#### [Your objective]
Repeat all entries exactly.

#### [Records for the task]

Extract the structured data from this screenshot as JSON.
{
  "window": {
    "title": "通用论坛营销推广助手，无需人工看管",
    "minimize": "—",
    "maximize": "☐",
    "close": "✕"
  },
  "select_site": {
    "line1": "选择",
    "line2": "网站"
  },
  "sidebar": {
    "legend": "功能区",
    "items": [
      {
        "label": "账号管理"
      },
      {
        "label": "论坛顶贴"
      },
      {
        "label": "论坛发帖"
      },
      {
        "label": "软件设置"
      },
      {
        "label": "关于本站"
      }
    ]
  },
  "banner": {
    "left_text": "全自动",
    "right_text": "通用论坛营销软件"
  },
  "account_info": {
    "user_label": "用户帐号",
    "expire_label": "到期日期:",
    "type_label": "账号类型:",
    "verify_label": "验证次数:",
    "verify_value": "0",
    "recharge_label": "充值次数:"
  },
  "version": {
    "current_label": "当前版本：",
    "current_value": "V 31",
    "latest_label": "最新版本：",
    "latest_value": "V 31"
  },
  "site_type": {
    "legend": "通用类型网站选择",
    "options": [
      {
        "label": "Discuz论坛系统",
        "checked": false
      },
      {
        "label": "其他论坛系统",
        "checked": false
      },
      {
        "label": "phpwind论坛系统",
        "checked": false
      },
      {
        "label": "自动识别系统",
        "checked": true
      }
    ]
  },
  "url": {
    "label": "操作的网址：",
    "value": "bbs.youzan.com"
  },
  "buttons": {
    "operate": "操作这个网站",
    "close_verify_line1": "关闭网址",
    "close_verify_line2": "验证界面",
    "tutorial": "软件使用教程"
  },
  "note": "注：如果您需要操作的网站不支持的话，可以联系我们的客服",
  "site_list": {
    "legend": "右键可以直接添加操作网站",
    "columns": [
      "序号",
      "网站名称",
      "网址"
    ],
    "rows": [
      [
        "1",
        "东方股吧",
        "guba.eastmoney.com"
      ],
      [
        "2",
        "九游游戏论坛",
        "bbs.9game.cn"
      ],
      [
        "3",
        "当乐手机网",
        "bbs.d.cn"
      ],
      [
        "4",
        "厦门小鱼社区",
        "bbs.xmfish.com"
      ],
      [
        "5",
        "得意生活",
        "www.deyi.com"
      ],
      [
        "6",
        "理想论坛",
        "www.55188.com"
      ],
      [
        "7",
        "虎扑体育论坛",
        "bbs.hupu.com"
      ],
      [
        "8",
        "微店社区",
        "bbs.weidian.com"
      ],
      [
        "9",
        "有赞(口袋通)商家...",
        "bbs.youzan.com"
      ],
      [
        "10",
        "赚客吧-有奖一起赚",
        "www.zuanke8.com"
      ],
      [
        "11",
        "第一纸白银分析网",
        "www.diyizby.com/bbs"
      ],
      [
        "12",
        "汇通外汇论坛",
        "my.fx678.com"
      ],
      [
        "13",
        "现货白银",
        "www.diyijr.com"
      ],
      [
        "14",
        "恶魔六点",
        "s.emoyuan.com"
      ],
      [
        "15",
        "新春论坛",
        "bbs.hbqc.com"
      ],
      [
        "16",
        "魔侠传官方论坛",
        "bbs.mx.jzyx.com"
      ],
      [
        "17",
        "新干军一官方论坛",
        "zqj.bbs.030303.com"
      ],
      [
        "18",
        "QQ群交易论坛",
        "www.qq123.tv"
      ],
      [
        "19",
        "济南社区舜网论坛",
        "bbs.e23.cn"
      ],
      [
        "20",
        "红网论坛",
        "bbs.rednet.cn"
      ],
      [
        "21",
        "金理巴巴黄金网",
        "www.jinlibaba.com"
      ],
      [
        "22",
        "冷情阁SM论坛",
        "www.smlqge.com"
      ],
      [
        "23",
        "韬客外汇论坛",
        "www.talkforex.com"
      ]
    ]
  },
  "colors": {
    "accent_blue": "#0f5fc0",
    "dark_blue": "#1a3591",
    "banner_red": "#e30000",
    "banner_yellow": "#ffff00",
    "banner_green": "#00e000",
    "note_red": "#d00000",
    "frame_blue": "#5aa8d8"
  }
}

#### [Task response]
Extract the structured data from this screenshot as JSON.
{
  "window": {
    "title": "通用论坛营销推广助手，无需人工看管",
    "minimize": "—",
    "maximize": "☐",
    "close": "✕"
  },
  "select_site": {
    "line1": "选择",
    "line2": "网站"
  },
  "sidebar": {
    "legend": "功能区",
    "items": [
      {
        "label": "账号管理"
      },
      {
        "label": "论坛顶贴"
      },
      {
        "label": "论坛发帖"
      },
      {
        "label": "软件设置"
      },
      {
        "label": "关于本站"
      }
    ]
  },
  "banner": {
    "left_text": "全自动",
    "right_text": "通用论坛营销软件"
  },
  "account_info": {
    "user_label": "用户帐号",
    "expire_label": "到期日期:",
    "type_label": "账号类型:",
    "verify_label": "验证次数:",
    "verify_value": "0",
    "recharge_label": "充值次数:"
  },
  "version": {
    "current_label": "当前版本：",
    "current_value": "V 31",
    "latest_label": "最新版本：",
    "latest_value": "V 31"
  },
  "site_type": {
    "legend": "通用类型网站选择",
    "options": [
      {
        "label": "Discuz论坛系统",
        "checked": false
      },
      {
        "label": "其他论坛系统",
        "checked": false
      },
      {
        "label": "phpwind论坛系统",
        "checked": false
      },
      {
        "label": "自动识别系统",
        "checked": true
      }
    ]
  },
  "url": {
    "label": "操作的网址：",
    "value": "bbs.youzan.com"
  },
  "buttons": {
    "operate": "操作这个网站",
    "close_verify_line1": "关闭网址",
    "close_verify_line2": "验证界面",
    "tutorial": "软件使用教程"
  },
  "note": "注：如果您需要操作的网站不支持的话，可以联系我们的客服",
  "site_list": {
    "legend": "右键可以直接添加操作网站",
    "columns": [
      "序号",
      "网站名称",
      "网址"
    ],
    "rows": [
      [
        "1",
        "东方股吧",
        "guba.eastmoney.com"
      ],
      [
        "2",
        "九游游戏论坛",
        "bbs.9game.cn"
      ],
      [
        "3",
        "当乐手机网",
        "bbs.d.cn"
      ],
      [
        "4",
        "厦门小鱼社区",
        "bbs.xmfish.com"
      ],
      [
        "5",
        "得意生活",
        "www.deyi.com"
      ],
      [
        "6",
        "理想论坛",
        "www.55188.com"
      ],
      [
        "7",
        "虎扑体育论坛",
        "bbs.hupu.com"
      ],
      [
        "8",
        "微店社区",
        "bbs.weidian.com"
      ],
      [
        "9",
        "有赞(口袋通)商家...",
        "bbs.youzan.com"
      ],
      [
        "10",
        "赚客吧-有奖一起赚",
        "www.zuanke8.com"
      ],
      [
        "11",
        "第一纸白银分析网",
        "www.diyizby.com/bbs"
      ],
      [
        "12",
        "汇通外汇论坛",
        "my.fx678.com"
      ],
      [
        "13",
        "现货白银",
        "www.diyijr.com"
      ],
      [
        "14",
        "恶魔六点",
        "s.emoyuan.com"
      ],
      [
        "15",
        "新春论坛",
        "bbs.hbqc.com"
      ],
      [
        "16",
        "魔侠传官方论坛",
        "bbs.mx.jzyx.com"
      ],
      [
        "17",
        "新干军一官方论坛",
        "zqj.bbs.030303.com"
      ],
      [
        "18",
        "QQ群交易论坛",
        "www.qq123.tv"
      ],
      [
        "19",
        "济南社区舜网论坛",
        "bbs.e23.cn"
      ],
      [
        "20",
        "红网论坛",
        "bbs.rednet.cn"
      ],
      [
        "21",
        "金理巴巴黄金网",
        "www.jinlibaba.com"
      ],
      [
        "22",
        "冷情阁SM论坛",
        "www.smlqge.com"
      ],
      [
        "23",
        "韬客外汇论坛",
        "www.talkforex.com"
      ]
    ]
  },
  "colors": {
    "accent_blue": "#0f5fc0",
    "dark_blue": "#1a3591",
    "banner_red": "#e30000",
    "banner_yellow": "#ffff00",
    "banner_green": "#00e000",
    "note_red": "#d00000",
    "frame_blue": "#5aa8d8"
  }
}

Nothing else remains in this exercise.